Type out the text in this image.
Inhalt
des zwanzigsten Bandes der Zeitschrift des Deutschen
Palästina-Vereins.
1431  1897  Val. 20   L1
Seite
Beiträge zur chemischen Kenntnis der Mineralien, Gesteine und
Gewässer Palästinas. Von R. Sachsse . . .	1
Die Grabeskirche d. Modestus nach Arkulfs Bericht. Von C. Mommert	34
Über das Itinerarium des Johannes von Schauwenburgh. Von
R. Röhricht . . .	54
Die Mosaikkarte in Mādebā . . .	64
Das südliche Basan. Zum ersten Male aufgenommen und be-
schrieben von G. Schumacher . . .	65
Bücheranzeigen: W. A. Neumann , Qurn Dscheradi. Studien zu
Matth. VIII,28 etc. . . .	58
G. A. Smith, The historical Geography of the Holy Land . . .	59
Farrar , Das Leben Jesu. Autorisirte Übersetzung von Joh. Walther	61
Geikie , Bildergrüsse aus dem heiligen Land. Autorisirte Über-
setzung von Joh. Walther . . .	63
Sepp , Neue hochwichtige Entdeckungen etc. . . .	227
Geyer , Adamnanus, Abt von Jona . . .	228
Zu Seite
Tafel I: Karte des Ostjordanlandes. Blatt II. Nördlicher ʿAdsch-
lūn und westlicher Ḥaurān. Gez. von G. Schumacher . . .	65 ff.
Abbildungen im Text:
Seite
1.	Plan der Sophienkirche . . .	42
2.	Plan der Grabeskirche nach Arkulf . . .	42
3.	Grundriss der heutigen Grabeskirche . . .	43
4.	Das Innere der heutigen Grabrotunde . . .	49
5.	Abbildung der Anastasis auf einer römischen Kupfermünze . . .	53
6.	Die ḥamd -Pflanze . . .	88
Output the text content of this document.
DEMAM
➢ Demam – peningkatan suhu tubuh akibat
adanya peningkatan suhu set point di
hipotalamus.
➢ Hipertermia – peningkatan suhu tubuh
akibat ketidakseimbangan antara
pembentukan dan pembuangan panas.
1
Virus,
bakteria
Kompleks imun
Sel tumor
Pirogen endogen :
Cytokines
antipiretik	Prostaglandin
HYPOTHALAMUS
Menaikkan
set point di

++++++++++++++++++++

Print the full listing, word for word.

Type out the text in this image.
Inhalt
des zwanzigsten Bandes der Zeitschrift des Deutschen
Palästina-Vereins.
1431  1897  Val. 20   L1
Seite
Beiträge zur chemischen Kenntnis der Mineralien, Gesteine und
Gewässer Palästinas. Von R. Sachsse . . .	1
Die Grabeskirche d. Modestus nach Arkulfs Bericht. Von C. Mommert	34
Über das Itinerarium des Johannes von Schauwenburgh. Von
R. Röhricht . . .	54
Die Mosaikkarte in Mādebā . . .	64
Das südliche Basan. Zum ersten Male aufgenommen und be-
schrieben von G. Schumacher . . .	65
Bücheranzeigen: W. A. Neumann , Qurn Dscheradi. Studien zu
Matth. VIII,28 etc. . . .	58
G. A. Smith, The historical Geography of the Holy Land . . .	59
Farrar , Das Leben Jesu. Autorisirte Übersetzung von Joh. Walther	61
Geikie , Bildergrüsse aus dem heiligen Land. Autorisirte Über-
setzung von Joh. Walther . . .	63
Sepp , Neue hochwichtige Entdeckungen etc. . . .	227
Geyer , Adamnanus, Abt von Jona . . .	228
Zu Seite
Tafel I: Karte des Ostjordanlandes. Blatt II. Nördlicher ʿAdsch-
lūn und westlicher Ḥaurān. Gez. von G. Schumacher . . .	65 ff.
Abbildungen im Text:
Seite
1.	Plan der Sophienkirche . . .	42
2.	Plan der Grabeskirche nach Arkulf . . .	42
3.	Grundriss der heutigen Grabeskirche . . .	43
4.	Das Innere der heutigen Grabrotunde . . .	49
5.	Abbildung der Anastasis auf einer römischen Kupfermünze . . .	53
6.	Die ḥamd -Pflanze . . .	88
Output the text content of this document.
DEMAM
➢ Demam – peningkatan suhu tubuh akibat
adanya peningkatan suhu set point di
hipotalamus.
➢ Hipertermia – peningkatan suhu tubuh
akibat ketidakseimbangan antara
pembentukan dan pembuangan panas.
1
Virus,
bakteria
Kompleks imun
Sel tumor
Pirogen endogen :
Cytokines
antipiretik	Prostaglandin
HYPOTHALAMUS
Menaikkan
set point di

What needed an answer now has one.